Word for word, transcribe the lines below and drop the pictures.
** begin Dataset **
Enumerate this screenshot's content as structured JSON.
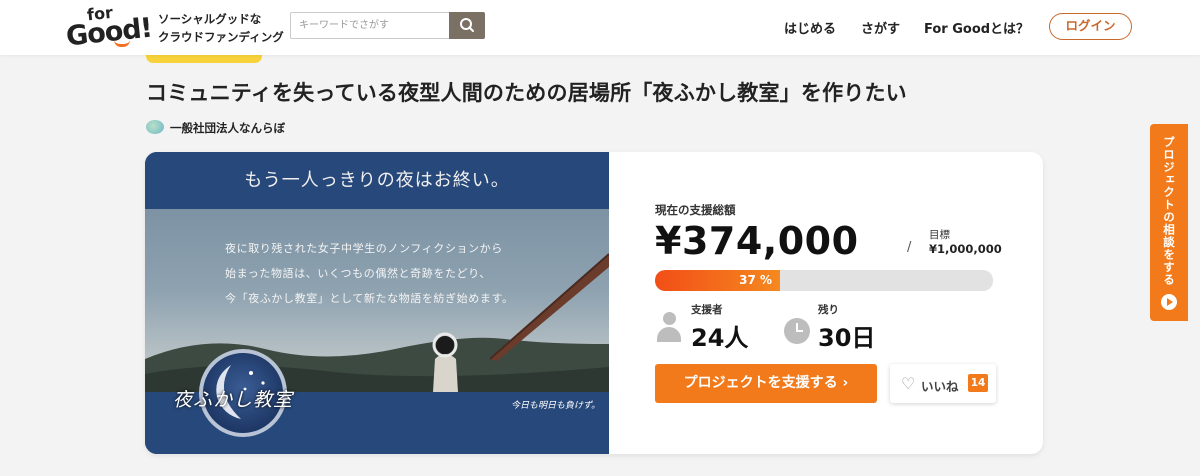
{
  "header": {
    "logo": {
      "line1": "for",
      "line2": "Good!"
    },
    "tagline": {
      "line1": "ソーシャルグッドな",
      "line2": "クラウドファンディング"
    },
    "search": {
      "placeholder": "キーワードでさがす",
      "icon": "search-icon"
    },
    "nav": [
      {
        "label": "はじめる"
      },
      {
        "label": "さがす"
      },
      {
        "label": "For Goodとは？"
      }
    ],
    "login_label": "ログイン"
  },
  "project": {
    "title": "コミュニティを失っている夜型人間のための居場所「夜ふかし教室」を作りたい",
    "organizer": "一般社団法人なんらぼ",
    "hero": {
      "headline": "もう一人っきりの夜はお終い。",
      "body": [
        "夜に取り残された女子中学生のノンフィクションから",
        "始まった物語は、いくつもの偶然と奇跡をたどり、",
        "今「夜ふかし教室」として新たな物語を紡ぎ始めます。"
      ],
      "emblem_text": "夜ふかし教室",
      "signature": "今日も明日も負けず。"
    }
  },
  "stats": {
    "total_label": "現在の支援総額",
    "total_amount": "¥374,000",
    "separator": "/",
    "goal_label": "目標",
    "goal_amount": "¥1,000,000",
    "progress_percent": 37,
    "progress_label": "37 %",
    "supporters_label": "支援者",
    "supporters_value": "24人",
    "remaining_label": "残り",
    "remaining_value": "30日"
  },
  "actions": {
    "support_label": "プロジェクトを支援する ›",
    "like_label": "いいね",
    "like_count": "14"
  },
  "side_tab": {
    "label": "プロジェクトの相談をする"
  },
  "colors": {
    "accent": "#f27a1a",
    "login_border": "#c8682c",
    "hero_navy": "#27487a",
    "badge_yellow": "#f7d23a"
  }
}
** end Dataset **
▶ _Exercise response_
Enumerate this screenshot's content as structured JSON.
{
  "header": {
    "logo": {
      "line1": "for",
      "line2": "Good!"
    },
    "tagline": {
      "line1": "ソーシャルグッドな",
      "line2": "クラウドファンディング"
    },
    "search": {
      "placeholder": "キーワードでさがす",
      "icon": "search-icon"
    },
    "nav": [
      {
        "label": "はじめる"
      },
      {
        "label": "さがす"
      },
      {
        "label": "For Goodとは？"
      }
    ],
    "login_label": "ログイン"
  },
  "project": {
    "title": "コミュニティを失っている夜型人間のための居場所「夜ふかし教室」を作りたい",
    "organizer": "一般社団法人なんらぼ",
    "hero": {
      "headline": "もう一人っきりの夜はお終い。",
      "body": [
        "夜に取り残された女子中学生のノンフィクションから",
        "始まった物語は、いくつもの偶然と奇跡をたどり、",
        "今「夜ふかし教室」として新たな物語を紡ぎ始めます。"
      ],
      "emblem_text": "夜ふかし教室",
      "signature": "今日も明日も負けず。"
    }
  },
  "stats": {
    "total_label": "現在の支援総額",
    "total_amount": "¥374,000",
    "separator": "/",
    "goal_label": "目標",
    "goal_amount": "¥1,000,000",
    "progress_percent": 37,
    "progress_label": "37 %",
    "supporters_label": "支援者",
    "supporters_value": "24人",
    "remaining_label": "残り",
    "remaining_value": "30日"
  },
  "actions": {
    "support_label": "プロジェクトを支援する ›",
    "like_label": "いいね",
    "like_count": "14"
  },
  "side_tab": {
    "label": "プロジェクトの相談をする"
  },
  "colors": {
    "accent": "#f27a1a",
    "login_border": "#c8682c",
    "hero_navy": "#27487a",
    "badge_yellow": "#f7d23a"
  }
}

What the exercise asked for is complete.